→ The problem
Substitute "clickable" for every occurrence of "interactable" in the rows below. Leave everything else unchanged.

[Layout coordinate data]
──────────
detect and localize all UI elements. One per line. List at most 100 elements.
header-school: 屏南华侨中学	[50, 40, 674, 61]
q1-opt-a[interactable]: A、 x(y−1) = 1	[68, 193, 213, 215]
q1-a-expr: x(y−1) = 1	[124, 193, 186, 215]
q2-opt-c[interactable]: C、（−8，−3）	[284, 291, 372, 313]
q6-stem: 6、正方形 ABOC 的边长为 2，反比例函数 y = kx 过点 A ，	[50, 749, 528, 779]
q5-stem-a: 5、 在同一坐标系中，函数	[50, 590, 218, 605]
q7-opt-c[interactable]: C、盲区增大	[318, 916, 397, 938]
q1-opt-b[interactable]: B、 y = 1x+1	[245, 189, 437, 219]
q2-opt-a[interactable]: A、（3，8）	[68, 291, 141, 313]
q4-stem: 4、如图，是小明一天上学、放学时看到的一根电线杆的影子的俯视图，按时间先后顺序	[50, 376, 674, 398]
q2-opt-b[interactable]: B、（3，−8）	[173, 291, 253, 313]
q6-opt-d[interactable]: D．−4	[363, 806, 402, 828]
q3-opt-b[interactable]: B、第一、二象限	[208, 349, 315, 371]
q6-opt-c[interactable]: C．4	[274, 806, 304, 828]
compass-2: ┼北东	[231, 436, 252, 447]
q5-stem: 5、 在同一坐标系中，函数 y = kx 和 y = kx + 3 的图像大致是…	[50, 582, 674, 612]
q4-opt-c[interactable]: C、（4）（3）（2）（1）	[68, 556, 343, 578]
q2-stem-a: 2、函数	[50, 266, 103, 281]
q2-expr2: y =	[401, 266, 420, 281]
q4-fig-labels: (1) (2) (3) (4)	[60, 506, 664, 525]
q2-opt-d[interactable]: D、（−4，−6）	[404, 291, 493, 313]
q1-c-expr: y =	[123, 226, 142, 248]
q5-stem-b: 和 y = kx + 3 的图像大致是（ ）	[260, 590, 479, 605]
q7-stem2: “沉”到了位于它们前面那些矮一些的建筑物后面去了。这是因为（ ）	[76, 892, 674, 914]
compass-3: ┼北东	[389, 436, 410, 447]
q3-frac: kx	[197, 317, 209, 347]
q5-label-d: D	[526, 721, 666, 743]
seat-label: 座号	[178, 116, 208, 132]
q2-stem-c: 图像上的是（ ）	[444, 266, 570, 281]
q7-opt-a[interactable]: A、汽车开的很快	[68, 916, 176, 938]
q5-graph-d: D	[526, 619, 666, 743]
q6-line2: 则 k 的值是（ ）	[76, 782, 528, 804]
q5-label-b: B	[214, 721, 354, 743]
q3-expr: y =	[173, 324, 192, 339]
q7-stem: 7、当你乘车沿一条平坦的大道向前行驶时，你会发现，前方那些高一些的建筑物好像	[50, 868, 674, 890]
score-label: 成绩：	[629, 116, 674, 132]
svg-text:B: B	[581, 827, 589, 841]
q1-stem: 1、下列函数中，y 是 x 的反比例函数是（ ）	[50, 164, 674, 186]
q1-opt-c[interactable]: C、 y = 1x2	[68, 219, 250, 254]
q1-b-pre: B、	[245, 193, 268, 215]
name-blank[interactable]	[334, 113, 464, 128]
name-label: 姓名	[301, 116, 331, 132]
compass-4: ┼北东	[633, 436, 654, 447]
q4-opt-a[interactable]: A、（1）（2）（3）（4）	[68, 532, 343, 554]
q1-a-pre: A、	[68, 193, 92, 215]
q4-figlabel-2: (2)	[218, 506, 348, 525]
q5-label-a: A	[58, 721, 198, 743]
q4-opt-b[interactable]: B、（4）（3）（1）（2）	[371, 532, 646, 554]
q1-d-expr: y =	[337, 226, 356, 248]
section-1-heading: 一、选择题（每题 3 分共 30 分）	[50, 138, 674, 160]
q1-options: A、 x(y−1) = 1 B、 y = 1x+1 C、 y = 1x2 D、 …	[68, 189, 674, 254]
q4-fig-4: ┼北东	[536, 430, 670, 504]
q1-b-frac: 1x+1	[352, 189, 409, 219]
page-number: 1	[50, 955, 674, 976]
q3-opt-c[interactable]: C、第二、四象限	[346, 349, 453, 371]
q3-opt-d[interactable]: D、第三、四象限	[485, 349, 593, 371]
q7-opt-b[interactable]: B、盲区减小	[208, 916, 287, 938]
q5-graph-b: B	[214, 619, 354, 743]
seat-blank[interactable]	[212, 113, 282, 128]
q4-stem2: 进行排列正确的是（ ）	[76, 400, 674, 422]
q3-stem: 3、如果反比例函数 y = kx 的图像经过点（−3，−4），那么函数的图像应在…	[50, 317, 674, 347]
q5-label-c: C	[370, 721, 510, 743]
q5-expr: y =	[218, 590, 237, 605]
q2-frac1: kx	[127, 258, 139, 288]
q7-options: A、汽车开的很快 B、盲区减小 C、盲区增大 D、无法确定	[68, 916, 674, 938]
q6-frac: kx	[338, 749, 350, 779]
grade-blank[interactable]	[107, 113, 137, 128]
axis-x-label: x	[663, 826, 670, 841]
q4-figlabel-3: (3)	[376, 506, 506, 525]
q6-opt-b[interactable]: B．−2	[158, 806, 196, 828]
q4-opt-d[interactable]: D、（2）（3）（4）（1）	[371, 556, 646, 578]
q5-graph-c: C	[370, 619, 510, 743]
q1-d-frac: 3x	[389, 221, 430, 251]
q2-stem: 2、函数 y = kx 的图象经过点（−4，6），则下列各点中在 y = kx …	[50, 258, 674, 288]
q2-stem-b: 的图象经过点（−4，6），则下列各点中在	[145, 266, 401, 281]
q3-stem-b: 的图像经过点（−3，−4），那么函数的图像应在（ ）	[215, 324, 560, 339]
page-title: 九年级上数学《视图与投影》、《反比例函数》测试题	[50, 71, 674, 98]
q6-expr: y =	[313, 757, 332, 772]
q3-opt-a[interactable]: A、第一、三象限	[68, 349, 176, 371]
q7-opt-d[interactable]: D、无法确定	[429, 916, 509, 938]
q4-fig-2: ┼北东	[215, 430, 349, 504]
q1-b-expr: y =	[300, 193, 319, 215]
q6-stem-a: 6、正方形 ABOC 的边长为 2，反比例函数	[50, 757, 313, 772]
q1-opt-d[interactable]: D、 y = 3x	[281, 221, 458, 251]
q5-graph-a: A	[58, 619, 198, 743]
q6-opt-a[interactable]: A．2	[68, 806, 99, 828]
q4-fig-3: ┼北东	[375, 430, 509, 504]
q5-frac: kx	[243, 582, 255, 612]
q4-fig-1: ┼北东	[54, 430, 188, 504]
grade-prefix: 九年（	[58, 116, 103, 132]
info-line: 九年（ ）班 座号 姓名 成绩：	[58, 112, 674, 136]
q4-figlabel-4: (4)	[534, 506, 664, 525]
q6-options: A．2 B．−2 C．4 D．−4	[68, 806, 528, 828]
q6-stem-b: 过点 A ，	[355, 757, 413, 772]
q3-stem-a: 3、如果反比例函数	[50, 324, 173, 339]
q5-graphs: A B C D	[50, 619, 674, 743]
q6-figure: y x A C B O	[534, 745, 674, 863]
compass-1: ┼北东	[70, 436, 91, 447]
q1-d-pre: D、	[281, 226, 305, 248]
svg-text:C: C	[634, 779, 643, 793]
──────────
→ Task result
detect and localize all UI elements. One per line. List at most 100 elements.
header-school: 屏南华侨中学	[50, 40, 674, 61]
q1-opt-a[clickable]: A、 x(y−1) = 1	[68, 193, 213, 215]
q1-a-expr: x(y−1) = 1	[124, 193, 186, 215]
q2-opt-c[clickable]: C、（−8，−3）	[284, 291, 372, 313]
q6-stem: 6、正方形 ABOC 的边长为 2，反比例函数 y = kx 过点 A ，	[50, 749, 528, 779]
q5-stem-a: 5、 在同一坐标系中，函数	[50, 590, 218, 605]
q7-opt-c[clickable]: C、盲区增大	[318, 916, 397, 938]
q1-opt-b[clickable]: B、 y = 1x+1	[245, 189, 437, 219]
q2-opt-a[clickable]: A、（3，8）	[68, 291, 141, 313]
q4-stem: 4、如图，是小明一天上学、放学时看到的一根电线杆的影子的俯视图，按时间先后顺序	[50, 376, 674, 398]
q2-opt-b[clickable]: B、（3，−8）	[173, 291, 253, 313]
q6-opt-d[clickable]: D．−4	[363, 806, 402, 828]
q3-opt-b[clickable]: B、第一、二象限	[208, 349, 315, 371]
q6-opt-c[clickable]: C．4	[274, 806, 304, 828]
compass-2: ┼北东	[231, 436, 252, 447]
q5-stem: 5、 在同一坐标系中，函数 y = kx 和 y = kx + 3 的图像大致是…	[50, 582, 674, 612]
q4-opt-c[clickable]: C、（4）（3）（2）（1）	[68, 556, 343, 578]
q2-stem-a: 2、函数	[50, 266, 103, 281]
q2-expr2: y =	[401, 266, 420, 281]
q4-fig-labels: (1) (2) (3) (4)	[60, 506, 664, 525]
q2-opt-d[clickable]: D、（−4，−6）	[404, 291, 493, 313]
q1-c-expr: y =	[123, 226, 142, 248]
q5-stem-b: 和 y = kx + 3 的图像大致是（ ）	[260, 590, 479, 605]
q7-stem2: “沉”到了位于它们前面那些矮一些的建筑物后面去了。这是因为（ ）	[76, 892, 674, 914]
compass-3: ┼北东	[389, 436, 410, 447]
q3-frac: kx	[197, 317, 209, 347]
q5-label-d: D	[526, 721, 666, 743]
seat-label: 座号	[178, 116, 208, 132]
q2-stem-c: 图像上的是（ ）	[444, 266, 570, 281]
q7-opt-a[clickable]: A、汽车开的很快	[68, 916, 176, 938]
q5-graph-d: D	[526, 619, 666, 743]
q6-line2: 则 k 的值是（ ）	[76, 782, 528, 804]
q5-label-b: B	[214, 721, 354, 743]
q3-expr: y =	[173, 324, 192, 339]
q7-stem: 7、当你乘车沿一条平坦的大道向前行驶时，你会发现，前方那些高一些的建筑物好像	[50, 868, 674, 890]
score-label: 成绩：	[629, 116, 674, 132]
svg-text:B: B	[581, 827, 589, 841]
q1-stem: 1、下列函数中，y 是 x 的反比例函数是（ ）	[50, 164, 674, 186]
q1-opt-c[clickable]: C、 y = 1x2	[68, 219, 250, 254]
q1-b-pre: B、	[245, 193, 268, 215]
name-blank[clickable]	[334, 113, 464, 128]
name-label: 姓名	[301, 116, 331, 132]
compass-4: ┼北东	[633, 436, 654, 447]
q4-opt-a[clickable]: A、（1）（2）（3）（4）	[68, 532, 343, 554]
q1-a-pre: A、	[68, 193, 92, 215]
q4-figlabel-2: (2)	[218, 506, 348, 525]
q5-label-a: A	[58, 721, 198, 743]
q4-opt-b[clickable]: B、（4）（3）（1）（2）	[371, 532, 646, 554]
q1-d-expr: y =	[337, 226, 356, 248]
section-1-heading: 一、选择题（每题 3 分共 30 分）	[50, 138, 674, 160]
q1-options: A、 x(y−1) = 1 B、 y = 1x+1 C、 y = 1x2 D、 …	[68, 189, 674, 254]
q4-fig-4: ┼北东	[536, 430, 670, 504]
q1-b-frac: 1x+1	[352, 189, 409, 219]
page-number: 1	[50, 955, 674, 976]
q3-opt-c[clickable]: C、第二、四象限	[346, 349, 453, 371]
q3-opt-d[clickable]: D、第三、四象限	[485, 349, 593, 371]
q7-opt-b[clickable]: B、盲区减小	[208, 916, 287, 938]
q5-graph-b: B	[214, 619, 354, 743]
seat-blank[clickable]	[212, 113, 282, 128]
q4-stem2: 进行排列正确的是（ ）	[76, 400, 674, 422]
q3-stem: 3、如果反比例函数 y = kx 的图像经过点（−3，−4），那么函数的图像应在…	[50, 317, 674, 347]
q5-label-c: C	[370, 721, 510, 743]
q5-expr: y =	[218, 590, 237, 605]
q2-frac1: kx	[127, 258, 139, 288]
q7-options: A、汽车开的很快 B、盲区减小 C、盲区增大 D、无法确定	[68, 916, 674, 938]
q6-frac: kx	[338, 749, 350, 779]
grade-blank[clickable]	[107, 113, 137, 128]
axis-x-label: x	[663, 826, 670, 841]
q4-figlabel-3: (3)	[376, 506, 506, 525]
q6-opt-b[clickable]: B．−2	[158, 806, 196, 828]
q4-opt-d[clickable]: D、（2）（3）（4）（1）	[371, 556, 646, 578]
q5-graph-c: C	[370, 619, 510, 743]
q1-d-frac: 3x	[389, 221, 430, 251]
q2-stem: 2、函数 y = kx 的图象经过点（−4，6），则下列各点中在 y = kx …	[50, 258, 674, 288]
q2-stem-b: 的图象经过点（−4，6），则下列各点中在	[145, 266, 401, 281]
q3-stem-b: 的图像经过点（−3，−4），那么函数的图像应在（ ）	[215, 324, 560, 339]
page-title: 九年级上数学《视图与投影》、《反比例函数》测试题	[50, 71, 674, 98]
q6-expr: y =	[313, 757, 332, 772]
q3-opt-a[clickable]: A、第一、三象限	[68, 349, 176, 371]
q7-opt-d[clickable]: D、无法确定	[429, 916, 509, 938]
q4-fig-2: ┼北东	[215, 430, 349, 504]
q1-b-expr: y =	[300, 193, 319, 215]
q6-stem-a: 6、正方形 ABOC 的边长为 2，反比例函数	[50, 757, 313, 772]
q1-opt-d[clickable]: D、 y = 3x	[281, 221, 458, 251]
q5-graph-a: A	[58, 619, 198, 743]
q6-opt-a[clickable]: A．2	[68, 806, 99, 828]
q4-fig-3: ┼北东	[375, 430, 509, 504]
q5-frac: kx	[243, 582, 255, 612]
q4-fig-1: ┼北东	[54, 430, 188, 504]
grade-prefix: 九年（	[58, 116, 103, 132]
info-line: 九年（ ）班 座号 姓名 成绩：	[58, 112, 674, 136]
q4-figlabel-4: (4)	[534, 506, 664, 525]
q6-options: A．2 B．−2 C．4 D．−4	[68, 806, 528, 828]
q6-stem-b: 过点 A ，	[355, 757, 413, 772]
q3-stem-a: 3、如果反比例函数	[50, 324, 173, 339]
q5-graphs: A B C D	[50, 619, 674, 743]
q6-figure: y x A C B O	[534, 745, 674, 863]
compass-1: ┼北东	[70, 436, 91, 447]
q1-d-pre: D、	[281, 226, 305, 248]
svg-text:C: C	[634, 779, 643, 793]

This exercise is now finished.